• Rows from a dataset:
________

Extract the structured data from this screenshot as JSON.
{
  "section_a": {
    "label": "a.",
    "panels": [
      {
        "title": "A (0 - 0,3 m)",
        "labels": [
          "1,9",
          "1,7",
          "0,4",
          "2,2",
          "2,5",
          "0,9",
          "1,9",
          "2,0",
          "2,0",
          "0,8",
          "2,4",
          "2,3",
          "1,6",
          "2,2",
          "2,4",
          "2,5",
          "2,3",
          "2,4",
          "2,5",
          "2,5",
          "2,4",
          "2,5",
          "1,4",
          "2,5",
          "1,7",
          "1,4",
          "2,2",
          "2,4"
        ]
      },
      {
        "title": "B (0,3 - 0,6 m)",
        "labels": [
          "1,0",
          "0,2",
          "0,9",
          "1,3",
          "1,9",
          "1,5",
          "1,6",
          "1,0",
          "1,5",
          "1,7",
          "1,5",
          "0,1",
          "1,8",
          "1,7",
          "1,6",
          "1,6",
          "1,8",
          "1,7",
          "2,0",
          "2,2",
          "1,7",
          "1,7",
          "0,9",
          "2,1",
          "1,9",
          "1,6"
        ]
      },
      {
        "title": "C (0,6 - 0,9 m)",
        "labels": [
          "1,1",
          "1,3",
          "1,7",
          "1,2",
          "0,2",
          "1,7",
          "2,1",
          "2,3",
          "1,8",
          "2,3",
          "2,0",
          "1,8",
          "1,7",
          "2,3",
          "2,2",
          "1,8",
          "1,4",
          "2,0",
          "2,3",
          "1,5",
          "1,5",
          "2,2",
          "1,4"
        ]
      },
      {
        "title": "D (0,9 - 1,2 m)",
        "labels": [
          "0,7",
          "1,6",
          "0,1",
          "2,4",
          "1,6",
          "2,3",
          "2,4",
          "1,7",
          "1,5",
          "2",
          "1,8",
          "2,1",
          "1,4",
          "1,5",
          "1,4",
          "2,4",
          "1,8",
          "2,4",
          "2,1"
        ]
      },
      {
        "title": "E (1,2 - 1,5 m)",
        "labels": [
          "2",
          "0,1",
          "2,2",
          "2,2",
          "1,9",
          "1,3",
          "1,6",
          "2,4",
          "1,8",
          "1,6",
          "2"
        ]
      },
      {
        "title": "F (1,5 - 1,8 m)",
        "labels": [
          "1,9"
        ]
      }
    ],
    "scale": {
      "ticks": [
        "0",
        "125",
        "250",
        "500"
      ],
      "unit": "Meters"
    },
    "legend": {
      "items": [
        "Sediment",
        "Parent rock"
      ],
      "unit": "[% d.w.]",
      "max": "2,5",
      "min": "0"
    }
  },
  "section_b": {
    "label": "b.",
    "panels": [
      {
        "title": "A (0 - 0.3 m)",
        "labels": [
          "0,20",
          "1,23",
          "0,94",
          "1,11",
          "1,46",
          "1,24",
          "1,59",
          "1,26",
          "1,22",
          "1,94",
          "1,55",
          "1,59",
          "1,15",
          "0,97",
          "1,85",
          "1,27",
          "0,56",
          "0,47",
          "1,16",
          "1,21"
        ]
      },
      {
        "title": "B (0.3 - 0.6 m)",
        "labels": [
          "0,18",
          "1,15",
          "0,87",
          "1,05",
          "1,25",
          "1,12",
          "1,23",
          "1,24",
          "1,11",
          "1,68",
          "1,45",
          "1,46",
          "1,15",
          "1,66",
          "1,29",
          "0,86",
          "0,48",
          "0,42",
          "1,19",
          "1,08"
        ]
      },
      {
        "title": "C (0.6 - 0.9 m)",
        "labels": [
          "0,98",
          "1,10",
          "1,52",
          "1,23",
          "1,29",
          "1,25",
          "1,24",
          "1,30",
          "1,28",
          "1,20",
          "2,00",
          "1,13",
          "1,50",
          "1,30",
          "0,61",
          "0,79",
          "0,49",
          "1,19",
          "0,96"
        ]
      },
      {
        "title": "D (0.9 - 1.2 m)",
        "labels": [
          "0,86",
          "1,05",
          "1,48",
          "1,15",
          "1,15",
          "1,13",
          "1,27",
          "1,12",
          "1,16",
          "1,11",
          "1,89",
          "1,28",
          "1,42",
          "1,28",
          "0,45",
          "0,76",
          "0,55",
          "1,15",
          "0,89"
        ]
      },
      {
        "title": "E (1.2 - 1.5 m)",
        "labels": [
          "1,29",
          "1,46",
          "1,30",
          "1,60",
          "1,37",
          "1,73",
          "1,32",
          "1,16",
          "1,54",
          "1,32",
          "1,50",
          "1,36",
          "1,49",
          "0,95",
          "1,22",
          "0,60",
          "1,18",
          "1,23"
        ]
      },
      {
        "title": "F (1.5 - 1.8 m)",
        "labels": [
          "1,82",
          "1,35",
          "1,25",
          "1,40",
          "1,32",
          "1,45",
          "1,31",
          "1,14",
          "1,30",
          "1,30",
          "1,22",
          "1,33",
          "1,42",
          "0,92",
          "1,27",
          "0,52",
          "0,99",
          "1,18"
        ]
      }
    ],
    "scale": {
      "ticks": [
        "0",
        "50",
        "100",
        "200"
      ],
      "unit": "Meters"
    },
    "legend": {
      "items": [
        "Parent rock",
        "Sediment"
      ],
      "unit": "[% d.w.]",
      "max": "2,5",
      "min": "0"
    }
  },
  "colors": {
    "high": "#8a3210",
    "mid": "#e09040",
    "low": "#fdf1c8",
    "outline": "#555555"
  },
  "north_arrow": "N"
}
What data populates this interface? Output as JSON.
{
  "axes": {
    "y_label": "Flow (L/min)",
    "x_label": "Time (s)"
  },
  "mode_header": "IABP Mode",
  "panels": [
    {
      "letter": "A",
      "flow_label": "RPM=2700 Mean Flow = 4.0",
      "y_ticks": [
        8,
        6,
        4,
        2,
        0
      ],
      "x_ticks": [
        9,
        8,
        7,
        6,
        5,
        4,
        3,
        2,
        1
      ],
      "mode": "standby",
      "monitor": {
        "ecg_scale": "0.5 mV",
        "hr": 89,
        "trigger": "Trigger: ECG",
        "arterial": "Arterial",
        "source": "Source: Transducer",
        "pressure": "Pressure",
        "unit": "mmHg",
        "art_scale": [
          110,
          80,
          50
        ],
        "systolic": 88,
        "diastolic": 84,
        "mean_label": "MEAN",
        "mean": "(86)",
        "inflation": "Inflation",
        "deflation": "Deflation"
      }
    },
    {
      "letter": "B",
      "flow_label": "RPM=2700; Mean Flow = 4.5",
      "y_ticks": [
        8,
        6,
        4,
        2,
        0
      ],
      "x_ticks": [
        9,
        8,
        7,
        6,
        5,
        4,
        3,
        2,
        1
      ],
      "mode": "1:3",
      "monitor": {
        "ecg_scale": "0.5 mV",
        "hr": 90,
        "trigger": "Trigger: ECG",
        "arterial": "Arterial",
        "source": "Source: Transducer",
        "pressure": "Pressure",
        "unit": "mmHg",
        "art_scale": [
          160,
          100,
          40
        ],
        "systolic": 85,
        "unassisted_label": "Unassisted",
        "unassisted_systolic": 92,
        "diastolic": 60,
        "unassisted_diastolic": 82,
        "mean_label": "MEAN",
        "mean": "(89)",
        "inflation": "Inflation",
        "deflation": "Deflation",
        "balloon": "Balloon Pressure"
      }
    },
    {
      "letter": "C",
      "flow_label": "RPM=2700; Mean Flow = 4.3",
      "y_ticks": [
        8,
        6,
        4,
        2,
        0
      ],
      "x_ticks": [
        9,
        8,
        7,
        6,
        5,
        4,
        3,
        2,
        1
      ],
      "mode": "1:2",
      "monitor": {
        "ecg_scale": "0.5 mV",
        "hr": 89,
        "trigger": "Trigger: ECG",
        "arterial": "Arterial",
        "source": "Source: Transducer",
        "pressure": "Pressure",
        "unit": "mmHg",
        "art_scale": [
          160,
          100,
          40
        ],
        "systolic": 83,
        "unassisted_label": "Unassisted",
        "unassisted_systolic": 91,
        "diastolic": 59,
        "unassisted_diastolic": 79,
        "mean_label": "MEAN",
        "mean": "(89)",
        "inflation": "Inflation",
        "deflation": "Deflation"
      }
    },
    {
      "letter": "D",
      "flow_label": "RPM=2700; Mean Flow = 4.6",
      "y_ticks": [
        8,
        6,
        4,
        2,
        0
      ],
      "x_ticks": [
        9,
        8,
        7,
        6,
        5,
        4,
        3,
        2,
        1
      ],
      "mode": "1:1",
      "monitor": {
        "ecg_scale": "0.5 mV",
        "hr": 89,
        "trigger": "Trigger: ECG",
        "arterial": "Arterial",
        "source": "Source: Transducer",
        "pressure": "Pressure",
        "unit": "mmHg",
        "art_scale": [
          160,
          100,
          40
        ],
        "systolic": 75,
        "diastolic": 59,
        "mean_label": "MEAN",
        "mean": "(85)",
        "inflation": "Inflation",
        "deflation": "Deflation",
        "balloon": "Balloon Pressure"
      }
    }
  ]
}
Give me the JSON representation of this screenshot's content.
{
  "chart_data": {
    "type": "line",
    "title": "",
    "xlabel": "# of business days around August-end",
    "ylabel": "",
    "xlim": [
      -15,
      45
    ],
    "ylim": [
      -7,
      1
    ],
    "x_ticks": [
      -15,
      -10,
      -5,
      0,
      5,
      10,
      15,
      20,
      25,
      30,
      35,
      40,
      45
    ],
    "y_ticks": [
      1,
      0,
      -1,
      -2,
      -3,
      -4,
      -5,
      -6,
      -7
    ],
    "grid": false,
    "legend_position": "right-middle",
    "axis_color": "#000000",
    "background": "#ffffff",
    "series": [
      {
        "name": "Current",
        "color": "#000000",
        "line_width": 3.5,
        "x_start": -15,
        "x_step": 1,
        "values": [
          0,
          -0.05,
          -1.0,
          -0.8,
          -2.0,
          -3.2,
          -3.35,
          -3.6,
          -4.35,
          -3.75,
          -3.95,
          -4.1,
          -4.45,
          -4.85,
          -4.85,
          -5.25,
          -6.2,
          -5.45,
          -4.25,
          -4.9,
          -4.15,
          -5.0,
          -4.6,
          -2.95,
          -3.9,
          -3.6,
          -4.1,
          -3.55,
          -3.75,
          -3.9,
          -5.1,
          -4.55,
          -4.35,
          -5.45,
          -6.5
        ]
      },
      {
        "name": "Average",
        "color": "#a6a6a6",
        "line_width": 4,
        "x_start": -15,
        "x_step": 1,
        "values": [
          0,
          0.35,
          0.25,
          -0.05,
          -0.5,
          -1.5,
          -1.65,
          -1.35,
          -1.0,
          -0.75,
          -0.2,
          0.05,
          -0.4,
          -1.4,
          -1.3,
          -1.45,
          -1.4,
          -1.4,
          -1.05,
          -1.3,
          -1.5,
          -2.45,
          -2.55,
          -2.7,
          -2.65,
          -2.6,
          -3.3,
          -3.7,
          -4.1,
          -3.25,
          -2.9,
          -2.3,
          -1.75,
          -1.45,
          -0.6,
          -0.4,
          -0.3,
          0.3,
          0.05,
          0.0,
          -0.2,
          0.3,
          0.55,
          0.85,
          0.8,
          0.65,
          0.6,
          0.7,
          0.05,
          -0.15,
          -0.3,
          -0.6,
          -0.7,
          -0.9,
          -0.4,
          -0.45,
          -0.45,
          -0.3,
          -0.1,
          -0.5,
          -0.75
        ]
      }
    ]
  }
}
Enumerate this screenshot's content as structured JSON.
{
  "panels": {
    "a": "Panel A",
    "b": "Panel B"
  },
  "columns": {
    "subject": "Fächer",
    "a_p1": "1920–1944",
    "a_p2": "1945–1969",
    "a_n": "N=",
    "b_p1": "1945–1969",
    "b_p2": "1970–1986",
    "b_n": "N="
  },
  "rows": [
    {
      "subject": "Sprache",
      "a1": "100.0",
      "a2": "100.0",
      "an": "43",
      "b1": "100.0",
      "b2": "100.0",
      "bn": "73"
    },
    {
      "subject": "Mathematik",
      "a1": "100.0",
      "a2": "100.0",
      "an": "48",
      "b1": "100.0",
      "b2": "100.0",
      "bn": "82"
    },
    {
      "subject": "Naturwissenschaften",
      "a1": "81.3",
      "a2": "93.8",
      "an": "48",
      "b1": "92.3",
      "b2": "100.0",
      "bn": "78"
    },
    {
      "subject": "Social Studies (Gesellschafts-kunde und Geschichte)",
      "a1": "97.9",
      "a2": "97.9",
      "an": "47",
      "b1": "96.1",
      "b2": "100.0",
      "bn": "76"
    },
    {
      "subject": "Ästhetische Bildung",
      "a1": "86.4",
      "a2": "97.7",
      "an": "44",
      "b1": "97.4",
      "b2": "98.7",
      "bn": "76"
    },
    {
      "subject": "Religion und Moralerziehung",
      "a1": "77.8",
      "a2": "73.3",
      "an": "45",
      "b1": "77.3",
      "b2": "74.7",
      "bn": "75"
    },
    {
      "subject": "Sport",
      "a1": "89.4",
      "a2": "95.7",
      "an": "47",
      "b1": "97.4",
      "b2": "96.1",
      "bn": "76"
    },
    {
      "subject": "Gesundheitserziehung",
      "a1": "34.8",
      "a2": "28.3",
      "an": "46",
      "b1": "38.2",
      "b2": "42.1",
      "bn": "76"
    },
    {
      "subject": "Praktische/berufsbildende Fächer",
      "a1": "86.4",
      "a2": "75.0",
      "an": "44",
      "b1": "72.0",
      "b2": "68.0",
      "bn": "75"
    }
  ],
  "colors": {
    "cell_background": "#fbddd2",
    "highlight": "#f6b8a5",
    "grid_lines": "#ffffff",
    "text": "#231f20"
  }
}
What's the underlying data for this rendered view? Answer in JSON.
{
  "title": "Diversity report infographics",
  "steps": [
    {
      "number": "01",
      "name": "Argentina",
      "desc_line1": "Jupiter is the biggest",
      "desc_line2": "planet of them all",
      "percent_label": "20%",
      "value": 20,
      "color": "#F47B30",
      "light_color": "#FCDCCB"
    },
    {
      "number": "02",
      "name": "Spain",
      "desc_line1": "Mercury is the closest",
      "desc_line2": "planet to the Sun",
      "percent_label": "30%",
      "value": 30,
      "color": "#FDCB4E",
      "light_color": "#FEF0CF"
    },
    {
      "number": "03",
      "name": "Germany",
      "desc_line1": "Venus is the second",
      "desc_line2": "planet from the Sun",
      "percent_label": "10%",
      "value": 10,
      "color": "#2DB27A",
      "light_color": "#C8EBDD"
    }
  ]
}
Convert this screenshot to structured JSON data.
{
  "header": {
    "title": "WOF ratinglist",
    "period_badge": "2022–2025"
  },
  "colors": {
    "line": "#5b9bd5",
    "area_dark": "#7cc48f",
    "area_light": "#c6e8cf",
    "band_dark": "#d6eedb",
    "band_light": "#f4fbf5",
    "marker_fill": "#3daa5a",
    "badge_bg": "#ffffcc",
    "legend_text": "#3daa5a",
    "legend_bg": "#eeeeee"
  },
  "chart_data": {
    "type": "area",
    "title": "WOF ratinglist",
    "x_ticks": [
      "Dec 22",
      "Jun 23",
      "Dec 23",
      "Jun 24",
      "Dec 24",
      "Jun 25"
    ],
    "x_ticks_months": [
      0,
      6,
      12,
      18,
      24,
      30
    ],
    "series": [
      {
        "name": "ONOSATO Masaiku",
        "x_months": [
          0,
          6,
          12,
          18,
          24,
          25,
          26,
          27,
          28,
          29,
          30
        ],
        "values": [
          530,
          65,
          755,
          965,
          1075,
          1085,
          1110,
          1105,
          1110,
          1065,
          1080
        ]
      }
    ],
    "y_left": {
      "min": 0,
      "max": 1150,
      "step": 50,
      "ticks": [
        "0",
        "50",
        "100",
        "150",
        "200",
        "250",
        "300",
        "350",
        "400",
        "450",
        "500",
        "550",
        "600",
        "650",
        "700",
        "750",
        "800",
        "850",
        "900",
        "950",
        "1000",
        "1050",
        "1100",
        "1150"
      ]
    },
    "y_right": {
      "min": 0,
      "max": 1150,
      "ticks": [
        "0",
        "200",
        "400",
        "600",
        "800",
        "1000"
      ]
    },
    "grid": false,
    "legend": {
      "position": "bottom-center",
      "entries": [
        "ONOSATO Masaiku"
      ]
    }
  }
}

________

In the entries above, count every line containing the word "Masaiku". Write only the total.

• Answer to the task: 2